Document excerpt —
⟨

What Is A Take Profit Order?
Understanding How To Exit When The Market Is Favorable
What Is a Take Profit Order?
A take profit order is an order that closes your trade once it reaches a certain level of profit. When your take profit order is hit on a trade, the trade is closed at the current market value. Take profit orders are also sometimes referred to as limit orders.
Why Is It Used Strategically?
A take profit order is often bundled with a stop loss which helps define your risk:reward.
A risk to reward an appropriate trade size can go further than your trading strategy in determining how successful you are in the markets. Therefore, a take profit order allows you to limit your risk or exposure to the market by exiting your trade as soon as the market prints a favorable price for you and not staying in any longer.
Often, the shorter-term a trader's strategy is the better a take profit order is for that trader. One popular strategy is to use pivot points or average true range to help define an appropriate take profit order level. When a shorter-term trader does not have a take profit target, they may quickly see the gains they hope to realize slip away by not having a good understanding of when to exit.
My preferred strategy for an intraday take profit target is to use the average true range plus an overnight extreme. Another preferred method is a daily or weekly pivot point.
These levels are often relative extremes and if the market hits this level, retracement can happen and exiting at these levels often provide a favorable exit.
Should You Use a Take Profit Order?
While every trader is different in terms of risk profile and time in trade, there are key questions you can ask to determine whether or not you should use a take profit order.

⟩

Saved entries —
⟨

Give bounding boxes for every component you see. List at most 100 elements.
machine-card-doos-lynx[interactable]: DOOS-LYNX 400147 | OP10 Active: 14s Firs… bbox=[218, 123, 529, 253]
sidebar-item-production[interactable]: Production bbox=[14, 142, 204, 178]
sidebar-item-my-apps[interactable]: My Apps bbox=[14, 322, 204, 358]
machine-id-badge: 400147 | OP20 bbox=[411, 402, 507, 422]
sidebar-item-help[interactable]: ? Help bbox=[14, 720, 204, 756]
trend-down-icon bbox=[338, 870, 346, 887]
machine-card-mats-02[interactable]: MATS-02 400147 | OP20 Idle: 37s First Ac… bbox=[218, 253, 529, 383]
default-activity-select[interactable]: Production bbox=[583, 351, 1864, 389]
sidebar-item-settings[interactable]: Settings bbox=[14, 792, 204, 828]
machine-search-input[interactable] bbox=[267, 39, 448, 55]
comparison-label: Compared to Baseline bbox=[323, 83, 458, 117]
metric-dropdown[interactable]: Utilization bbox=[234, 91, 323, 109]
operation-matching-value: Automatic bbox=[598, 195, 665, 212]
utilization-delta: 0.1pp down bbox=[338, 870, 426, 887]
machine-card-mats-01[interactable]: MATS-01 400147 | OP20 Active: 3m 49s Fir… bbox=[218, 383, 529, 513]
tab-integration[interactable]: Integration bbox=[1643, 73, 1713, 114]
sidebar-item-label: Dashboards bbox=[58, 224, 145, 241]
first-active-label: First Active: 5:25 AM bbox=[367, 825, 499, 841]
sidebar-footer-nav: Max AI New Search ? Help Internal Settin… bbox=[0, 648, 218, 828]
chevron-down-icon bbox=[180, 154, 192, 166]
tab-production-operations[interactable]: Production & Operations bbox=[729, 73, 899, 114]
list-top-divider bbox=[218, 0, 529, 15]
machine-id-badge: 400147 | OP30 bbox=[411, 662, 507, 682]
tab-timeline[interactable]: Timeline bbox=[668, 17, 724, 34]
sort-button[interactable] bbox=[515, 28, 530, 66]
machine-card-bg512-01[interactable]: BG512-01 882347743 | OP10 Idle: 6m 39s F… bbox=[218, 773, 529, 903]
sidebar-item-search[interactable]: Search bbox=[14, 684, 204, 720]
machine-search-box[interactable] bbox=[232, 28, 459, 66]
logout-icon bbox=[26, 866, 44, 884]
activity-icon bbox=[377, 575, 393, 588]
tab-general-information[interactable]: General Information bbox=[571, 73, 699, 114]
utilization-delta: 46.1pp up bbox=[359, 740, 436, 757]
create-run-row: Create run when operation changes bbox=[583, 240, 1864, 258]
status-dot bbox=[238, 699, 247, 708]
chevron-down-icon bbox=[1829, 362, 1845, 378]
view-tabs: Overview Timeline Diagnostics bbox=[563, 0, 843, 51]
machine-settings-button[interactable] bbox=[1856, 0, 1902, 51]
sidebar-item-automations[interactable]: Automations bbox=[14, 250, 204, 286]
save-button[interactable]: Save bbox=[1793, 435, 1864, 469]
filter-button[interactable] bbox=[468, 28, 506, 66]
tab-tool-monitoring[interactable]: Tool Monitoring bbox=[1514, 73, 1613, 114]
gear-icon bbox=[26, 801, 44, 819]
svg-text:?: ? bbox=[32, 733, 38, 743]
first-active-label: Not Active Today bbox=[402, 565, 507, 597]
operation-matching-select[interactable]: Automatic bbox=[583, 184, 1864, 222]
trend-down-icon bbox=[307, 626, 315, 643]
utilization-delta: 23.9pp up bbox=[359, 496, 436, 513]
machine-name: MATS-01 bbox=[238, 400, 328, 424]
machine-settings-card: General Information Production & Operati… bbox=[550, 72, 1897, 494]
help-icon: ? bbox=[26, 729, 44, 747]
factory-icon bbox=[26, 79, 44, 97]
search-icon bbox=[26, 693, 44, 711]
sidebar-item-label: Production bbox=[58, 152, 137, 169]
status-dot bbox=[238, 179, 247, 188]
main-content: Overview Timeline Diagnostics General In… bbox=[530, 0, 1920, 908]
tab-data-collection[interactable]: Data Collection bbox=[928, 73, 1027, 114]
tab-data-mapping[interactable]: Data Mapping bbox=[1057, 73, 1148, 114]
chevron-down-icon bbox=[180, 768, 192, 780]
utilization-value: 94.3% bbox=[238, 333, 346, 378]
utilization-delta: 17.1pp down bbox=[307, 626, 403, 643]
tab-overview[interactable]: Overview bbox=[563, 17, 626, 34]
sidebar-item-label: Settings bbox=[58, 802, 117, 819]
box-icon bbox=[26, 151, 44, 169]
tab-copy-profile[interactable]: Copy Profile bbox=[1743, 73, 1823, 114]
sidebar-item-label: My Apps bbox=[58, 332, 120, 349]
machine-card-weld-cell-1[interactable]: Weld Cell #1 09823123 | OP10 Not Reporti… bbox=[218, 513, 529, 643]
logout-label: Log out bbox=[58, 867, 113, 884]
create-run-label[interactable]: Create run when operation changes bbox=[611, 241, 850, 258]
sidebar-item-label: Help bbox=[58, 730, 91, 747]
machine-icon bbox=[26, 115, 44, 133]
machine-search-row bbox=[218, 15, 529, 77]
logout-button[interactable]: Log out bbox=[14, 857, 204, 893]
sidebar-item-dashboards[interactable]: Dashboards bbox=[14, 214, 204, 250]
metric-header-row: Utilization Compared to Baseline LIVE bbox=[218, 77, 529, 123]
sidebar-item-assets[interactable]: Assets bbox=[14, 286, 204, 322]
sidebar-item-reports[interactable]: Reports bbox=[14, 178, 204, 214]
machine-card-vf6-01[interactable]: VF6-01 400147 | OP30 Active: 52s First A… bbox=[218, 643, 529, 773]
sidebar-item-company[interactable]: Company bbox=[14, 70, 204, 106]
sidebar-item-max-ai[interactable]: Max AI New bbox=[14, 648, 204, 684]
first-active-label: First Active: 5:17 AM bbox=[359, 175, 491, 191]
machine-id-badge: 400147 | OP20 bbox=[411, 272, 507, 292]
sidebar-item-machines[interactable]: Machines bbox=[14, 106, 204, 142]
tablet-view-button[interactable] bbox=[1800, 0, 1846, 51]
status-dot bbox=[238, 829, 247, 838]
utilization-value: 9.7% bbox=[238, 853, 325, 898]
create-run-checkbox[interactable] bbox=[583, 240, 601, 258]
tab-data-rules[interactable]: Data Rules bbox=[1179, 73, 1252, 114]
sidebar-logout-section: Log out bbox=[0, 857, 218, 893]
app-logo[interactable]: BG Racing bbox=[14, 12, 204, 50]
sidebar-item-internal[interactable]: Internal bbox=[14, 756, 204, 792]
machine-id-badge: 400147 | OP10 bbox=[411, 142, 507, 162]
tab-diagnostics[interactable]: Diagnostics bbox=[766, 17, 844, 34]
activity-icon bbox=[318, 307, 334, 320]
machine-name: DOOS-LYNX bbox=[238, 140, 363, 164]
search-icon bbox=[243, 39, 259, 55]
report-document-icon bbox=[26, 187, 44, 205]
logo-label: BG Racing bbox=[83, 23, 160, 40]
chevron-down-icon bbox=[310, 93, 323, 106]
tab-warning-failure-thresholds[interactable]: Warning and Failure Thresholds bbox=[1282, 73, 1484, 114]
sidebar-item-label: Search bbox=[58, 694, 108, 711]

⟩

Brief 1 — Using the take profit order explainer, decide whether each statement agrees with it: (a) take profit orders are sometimes called limit orders; (b) a take profit order is often paired with a trailing stop; (c) take profit orders suit longer-term traders better than shorter-term ones. For each, answer yes or no and quote the deciding words.
Brief 2 — Proceed with the take profit order explainer from the point where it stops.
These entries were taken from a different source.

Final answer 1 —
(a) Yes: "Take profit orders are also sometimes referred to as limit orders."
(b) No: "A take profit order is often bundled with a stop loss which helps define your risk:reward."
(c) No: "Often, the shorter-term a trader's strategy is the better a take profit order is for that trader."

Final answer 2 —
First, if you are a swinger long term trader, you are likely looking to take advantage of longer-term trends. Trend traders who use take profit targets are often frustrated when they’ve recognized a good trend and get out very early. This exact scenario happened to me in fall of 2014 when I was selling the Japanese yen and had multiple take profit targets right before 1000 pip move in my trades favor that I did not realize because of a take profit order.
While the market is ranging, take profit orders are often preferred. This is because resistance levels often hold back price advances and support levels often hold up price drops. Therefore, if you are buying low in price moves up to resistance in a range bound market, a take profit order at an elevated price is desirable before the market retraces closer to or below your entry point.
What Indicator Can Help You Decide When To Use a Take Profit Order?
There are many indicators that can help you see when a trend is in play such as a moving average or even the relative strength index. However, one hopeful indicator that new traders enjoy is the average directional index or ADX. The ADX helps you to see on a scale of 0 to 100 how aggressively a Paris trending.
Levels above 30 indicate an aggressively trending pair and would favor not using a take profit order.
ADX readings below 30 indicate that the market is ranging and take profit orders are likely a better tool than sitting on a trade and trying to time the exit based on what “feels right”.